======== RECORD EXCERPTS

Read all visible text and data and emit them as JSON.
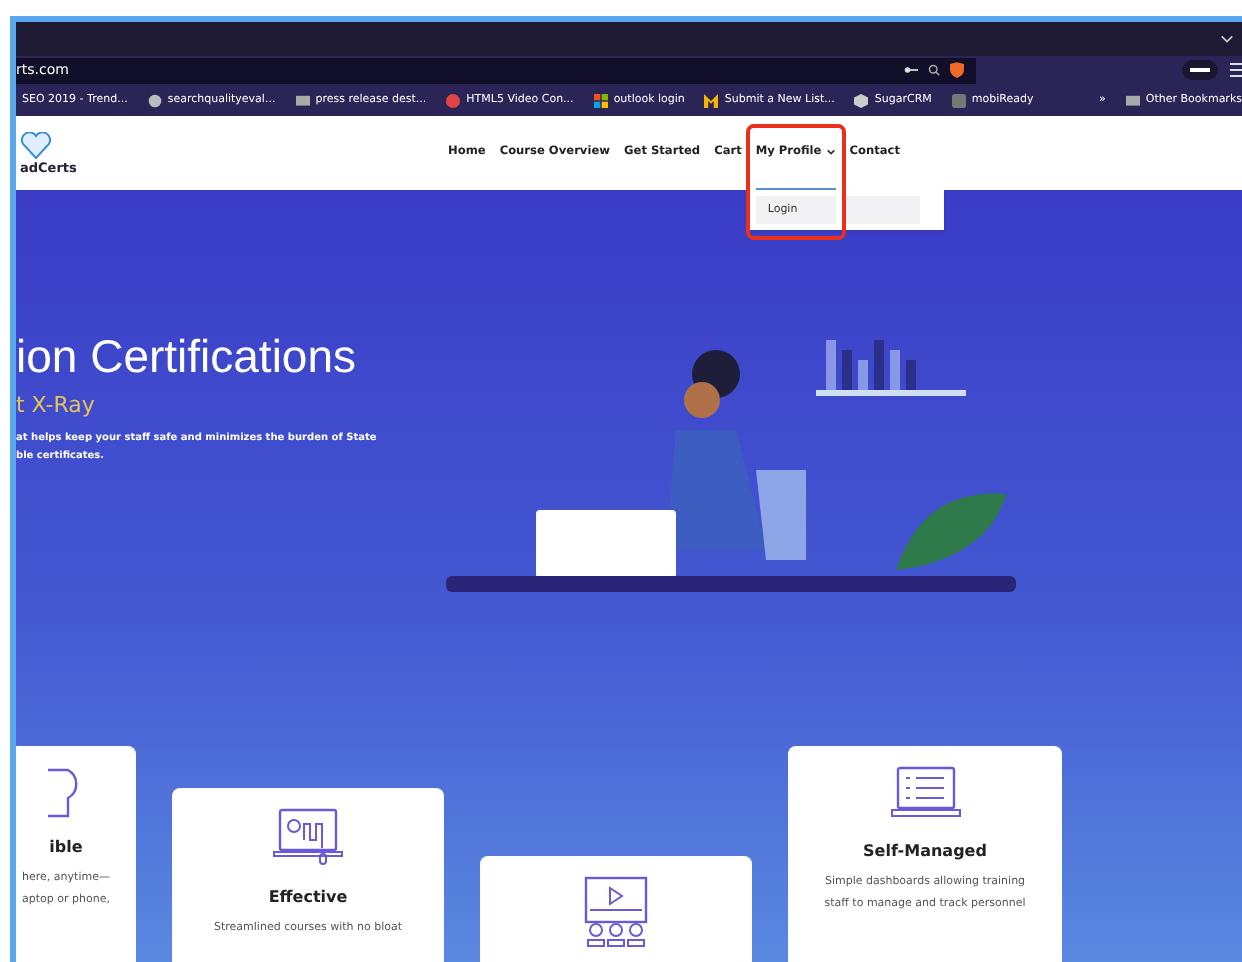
{
  "browser": {
    "address": "rts.com",
    "bookmarks": [
      "SEO 2019 - Trend...",
      "searchqualityeval...",
      "press release dest...",
      "HTML5 Video Con...",
      "outlook login",
      "Submit a New List...",
      "SugarCRM",
      "mobiReady"
    ],
    "more": "»",
    "other_bookmarks": "Other Bookmarks"
  },
  "site": {
    "logo": "adCerts",
    "nav": [
      {
        "label": "Home",
        "open": false
      },
      {
        "label": "Course Overview",
        "open": false
      },
      {
        "label": "Get Started",
        "open": false
      },
      {
        "label": "Cart",
        "open": false
      },
      {
        "label": "My Profile",
        "open": true
      },
      {
        "label": "Contact",
        "open": false
      }
    ],
    "dropdown": [
      "Login"
    ]
  },
  "hero": {
    "title": "ion Certifications",
    "subtitle": "t X-Ray",
    "lines": [
      "at helps keep your staff safe and minimizes the burden of State",
      "ble certificates."
    ]
  },
  "cards": [
    {
      "title": "ible",
      "lines": [
        "here, anytime—",
        "aptop or phone,"
      ]
    },
    {
      "title": "Effective",
      "lines": [
        "Streamlined courses with no bloat"
      ]
    },
    {
      "title": "Self-Managed",
      "lines": [
        "Simple dashboards allowing training",
        "staff to manage and track personnel"
      ]
    }
  ]
}
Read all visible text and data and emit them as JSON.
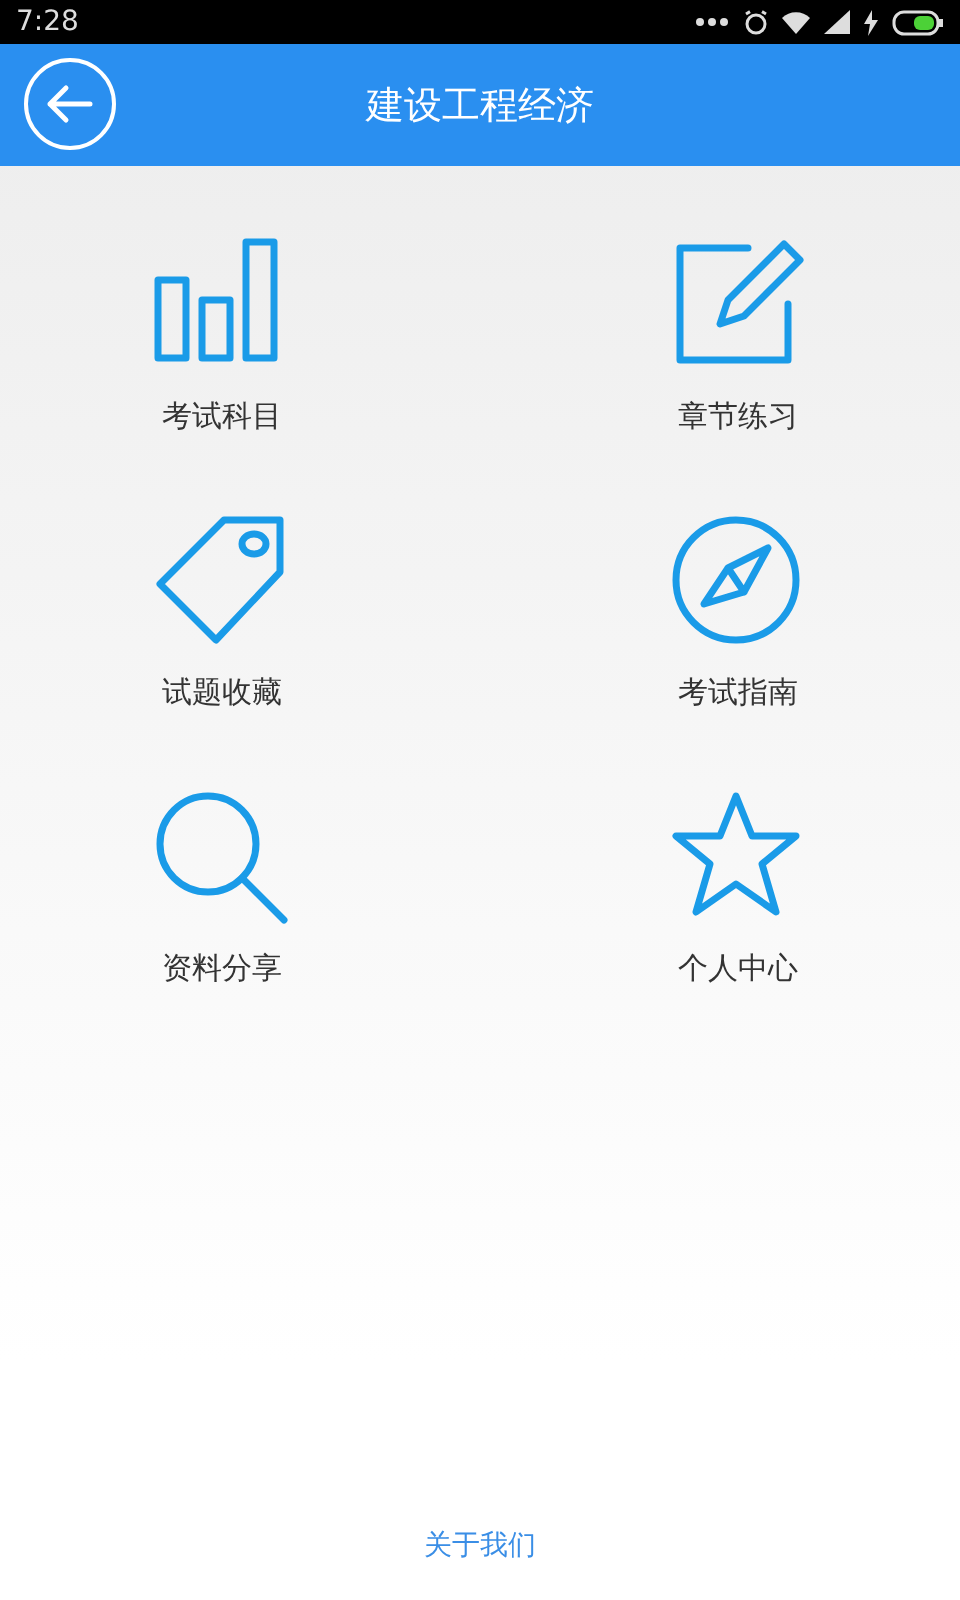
{
  "status_bar": {
    "time": "7:28"
  },
  "header": {
    "title": "建设工程经济"
  },
  "menu": [
    {
      "label": "考试科目",
      "kind": "bars"
    },
    {
      "label": "章节练习",
      "kind": "edit"
    },
    {
      "label": "试题收藏",
      "kind": "tag"
    },
    {
      "label": "考试指南",
      "kind": "compass"
    },
    {
      "label": "资料分享",
      "kind": "search"
    },
    {
      "label": "个人中心",
      "kind": "star"
    }
  ],
  "footer": {
    "link": "关于我们"
  }
}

================

▶ _EXERCISE BRIEF_: Without the pictures, write out all of the material exactly.

▶ _THE COMPLETED TASK_:
Read all visible text and data and emit them as JSON.
{
  "browser": {
    "address": "rts.com",
    "bookmarks": [
      "SEO 2019 - Trend...",
      "searchqualityeval...",
      "press release dest...",
      "HTML5 Video Con...",
      "outlook login",
      "Submit a New List...",
      "SugarCRM",
      "mobiReady"
    ],
    "more": "»",
    "other_bookmarks": "Other Bookmarks"
  },
  "site": {
    "logo": "adCerts",
    "nav": [
      {
        "label": "Home",
        "open": false
      },
      {
        "label": "Course Overview",
        "open": false
      },
      {
        "label": "Get Started",
        "open": false
      },
      {
        "label": "Cart",
        "open": false
      },
      {
        "label": "My Profile",
        "open": true
      },
      {
        "label": "Contact",
        "open": false
      }
    ],
    "dropdown": [
      "Login"
    ]
  },
  "hero": {
    "title": "ion Certifications",
    "subtitle": "t X-Ray",
    "lines": [
      "at helps keep your staff safe and minimizes the burden of State",
      "ble certificates."
    ]
  },
  "cards": [
    {
      "title": "ible",
      "lines": [
        "here, anytime—",
        "aptop or phone,"
      ]
    },
    {
      "title": "Effective",
      "lines": [
        "Streamlined courses with no bloat"
      ]
    },
    {
      "title": "Self-Managed",
      "lines": [
        "Simple dashboards allowing training",
        "staff to manage and track personnel"
      ]
    }
  ]
}
Read all visible text and data and emit them as JSON.
{
  "status_bar": {
    "time": "7:28"
  },
  "header": {
    "title": "建设工程经济"
  },
  "menu": [
    {
      "label": "考试科目",
      "kind": "bars"
    },
    {
      "label": "章节练习",
      "kind": "edit"
    },
    {
      "label": "试题收藏",
      "kind": "tag"
    },
    {
      "label": "考试指南",
      "kind": "compass"
    },
    {
      "label": "资料分享",
      "kind": "search"
    },
    {
      "label": "个人中心",
      "kind": "star"
    }
  ],
  "footer": {
    "link": "关于我们"
  }
}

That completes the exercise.